- [DIRECTION] Of the lines in the listing, how many include the string "nPrem"? Write the number and nothing else.

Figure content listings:
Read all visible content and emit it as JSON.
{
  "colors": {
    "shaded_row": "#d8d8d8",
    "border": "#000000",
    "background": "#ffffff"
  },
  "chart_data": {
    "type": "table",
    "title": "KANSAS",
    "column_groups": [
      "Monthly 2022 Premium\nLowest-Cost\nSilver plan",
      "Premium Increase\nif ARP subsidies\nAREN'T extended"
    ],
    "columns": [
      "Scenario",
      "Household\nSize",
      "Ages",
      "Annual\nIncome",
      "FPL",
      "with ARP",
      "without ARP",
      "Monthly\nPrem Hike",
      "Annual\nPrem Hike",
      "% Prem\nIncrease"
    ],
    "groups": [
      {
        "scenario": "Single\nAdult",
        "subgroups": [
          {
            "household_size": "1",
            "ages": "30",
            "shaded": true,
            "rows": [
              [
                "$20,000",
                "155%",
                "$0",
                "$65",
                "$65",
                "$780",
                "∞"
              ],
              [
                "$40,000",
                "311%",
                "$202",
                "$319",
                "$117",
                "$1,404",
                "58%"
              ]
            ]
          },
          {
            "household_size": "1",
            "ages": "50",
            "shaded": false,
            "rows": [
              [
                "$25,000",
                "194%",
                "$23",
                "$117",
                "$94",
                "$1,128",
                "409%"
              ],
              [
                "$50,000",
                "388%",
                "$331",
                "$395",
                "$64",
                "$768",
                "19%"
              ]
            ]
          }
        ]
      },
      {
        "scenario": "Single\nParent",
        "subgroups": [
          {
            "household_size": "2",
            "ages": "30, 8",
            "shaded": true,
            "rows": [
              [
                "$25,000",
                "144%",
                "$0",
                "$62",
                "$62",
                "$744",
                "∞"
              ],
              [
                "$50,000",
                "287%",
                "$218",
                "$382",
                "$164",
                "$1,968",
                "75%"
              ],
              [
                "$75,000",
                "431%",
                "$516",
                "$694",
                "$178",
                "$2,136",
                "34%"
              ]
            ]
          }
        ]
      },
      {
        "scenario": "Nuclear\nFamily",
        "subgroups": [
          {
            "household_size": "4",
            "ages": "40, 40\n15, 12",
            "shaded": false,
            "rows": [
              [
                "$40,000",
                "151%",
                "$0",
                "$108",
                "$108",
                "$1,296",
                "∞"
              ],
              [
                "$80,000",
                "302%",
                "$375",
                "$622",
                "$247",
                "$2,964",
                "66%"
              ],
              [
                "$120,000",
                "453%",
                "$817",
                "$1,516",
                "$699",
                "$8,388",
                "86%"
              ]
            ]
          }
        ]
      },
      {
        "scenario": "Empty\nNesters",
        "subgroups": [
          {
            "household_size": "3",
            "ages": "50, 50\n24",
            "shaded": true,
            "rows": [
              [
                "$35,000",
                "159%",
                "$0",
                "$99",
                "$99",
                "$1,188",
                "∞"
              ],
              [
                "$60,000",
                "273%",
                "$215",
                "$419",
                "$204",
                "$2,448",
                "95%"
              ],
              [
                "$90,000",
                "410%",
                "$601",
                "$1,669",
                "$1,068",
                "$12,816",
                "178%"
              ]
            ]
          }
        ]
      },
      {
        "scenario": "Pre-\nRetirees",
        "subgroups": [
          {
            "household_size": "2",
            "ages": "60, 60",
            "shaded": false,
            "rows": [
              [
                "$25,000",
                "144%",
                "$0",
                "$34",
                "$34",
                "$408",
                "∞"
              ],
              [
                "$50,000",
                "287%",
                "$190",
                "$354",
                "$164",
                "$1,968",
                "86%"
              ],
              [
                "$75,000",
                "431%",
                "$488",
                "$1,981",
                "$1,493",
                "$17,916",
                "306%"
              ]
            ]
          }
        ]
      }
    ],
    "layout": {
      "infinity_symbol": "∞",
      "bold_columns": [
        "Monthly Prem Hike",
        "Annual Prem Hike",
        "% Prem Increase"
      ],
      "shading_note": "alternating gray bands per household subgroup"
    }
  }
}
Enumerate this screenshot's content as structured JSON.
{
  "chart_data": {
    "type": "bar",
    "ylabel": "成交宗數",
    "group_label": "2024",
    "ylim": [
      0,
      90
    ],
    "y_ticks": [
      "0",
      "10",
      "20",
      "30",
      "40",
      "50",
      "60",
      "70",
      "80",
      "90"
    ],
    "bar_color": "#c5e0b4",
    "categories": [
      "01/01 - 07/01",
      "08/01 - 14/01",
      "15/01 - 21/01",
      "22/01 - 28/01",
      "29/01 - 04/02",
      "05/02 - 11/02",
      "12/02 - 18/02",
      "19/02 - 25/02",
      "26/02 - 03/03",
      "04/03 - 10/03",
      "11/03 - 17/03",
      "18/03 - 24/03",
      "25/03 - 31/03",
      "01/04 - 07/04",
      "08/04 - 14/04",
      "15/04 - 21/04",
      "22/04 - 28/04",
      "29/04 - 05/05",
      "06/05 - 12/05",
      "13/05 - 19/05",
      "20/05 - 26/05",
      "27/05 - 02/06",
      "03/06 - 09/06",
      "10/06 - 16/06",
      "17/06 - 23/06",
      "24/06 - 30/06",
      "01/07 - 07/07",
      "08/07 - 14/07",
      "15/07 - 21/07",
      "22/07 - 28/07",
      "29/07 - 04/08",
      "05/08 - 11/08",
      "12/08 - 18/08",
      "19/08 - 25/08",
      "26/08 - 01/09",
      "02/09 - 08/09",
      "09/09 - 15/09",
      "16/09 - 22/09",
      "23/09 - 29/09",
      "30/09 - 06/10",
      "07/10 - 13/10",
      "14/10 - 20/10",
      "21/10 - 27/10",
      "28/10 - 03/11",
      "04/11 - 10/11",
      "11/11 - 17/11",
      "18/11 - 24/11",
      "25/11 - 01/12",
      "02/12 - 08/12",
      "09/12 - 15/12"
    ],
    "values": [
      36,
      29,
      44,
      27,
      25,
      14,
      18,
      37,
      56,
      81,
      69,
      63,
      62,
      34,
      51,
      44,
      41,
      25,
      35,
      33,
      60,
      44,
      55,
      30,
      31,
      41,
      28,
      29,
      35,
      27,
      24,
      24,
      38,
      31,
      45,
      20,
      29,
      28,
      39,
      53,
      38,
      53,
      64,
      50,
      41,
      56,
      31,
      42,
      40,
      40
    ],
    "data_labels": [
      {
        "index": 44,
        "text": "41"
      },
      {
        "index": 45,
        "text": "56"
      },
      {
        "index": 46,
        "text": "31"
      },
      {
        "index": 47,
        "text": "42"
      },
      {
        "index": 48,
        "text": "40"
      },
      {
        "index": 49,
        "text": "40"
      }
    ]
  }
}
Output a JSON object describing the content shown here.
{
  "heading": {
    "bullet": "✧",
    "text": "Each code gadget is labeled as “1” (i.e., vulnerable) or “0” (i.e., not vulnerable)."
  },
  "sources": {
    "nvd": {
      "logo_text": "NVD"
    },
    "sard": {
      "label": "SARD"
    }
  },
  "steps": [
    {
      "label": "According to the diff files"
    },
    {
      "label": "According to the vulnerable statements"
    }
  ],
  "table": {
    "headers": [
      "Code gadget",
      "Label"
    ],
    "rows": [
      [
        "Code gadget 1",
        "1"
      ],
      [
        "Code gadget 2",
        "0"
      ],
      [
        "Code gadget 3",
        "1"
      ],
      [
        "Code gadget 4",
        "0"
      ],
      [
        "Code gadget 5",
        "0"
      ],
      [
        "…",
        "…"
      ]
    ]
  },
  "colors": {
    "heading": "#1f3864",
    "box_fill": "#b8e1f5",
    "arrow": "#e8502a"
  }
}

- [RESPONSE TO THE TASK] 2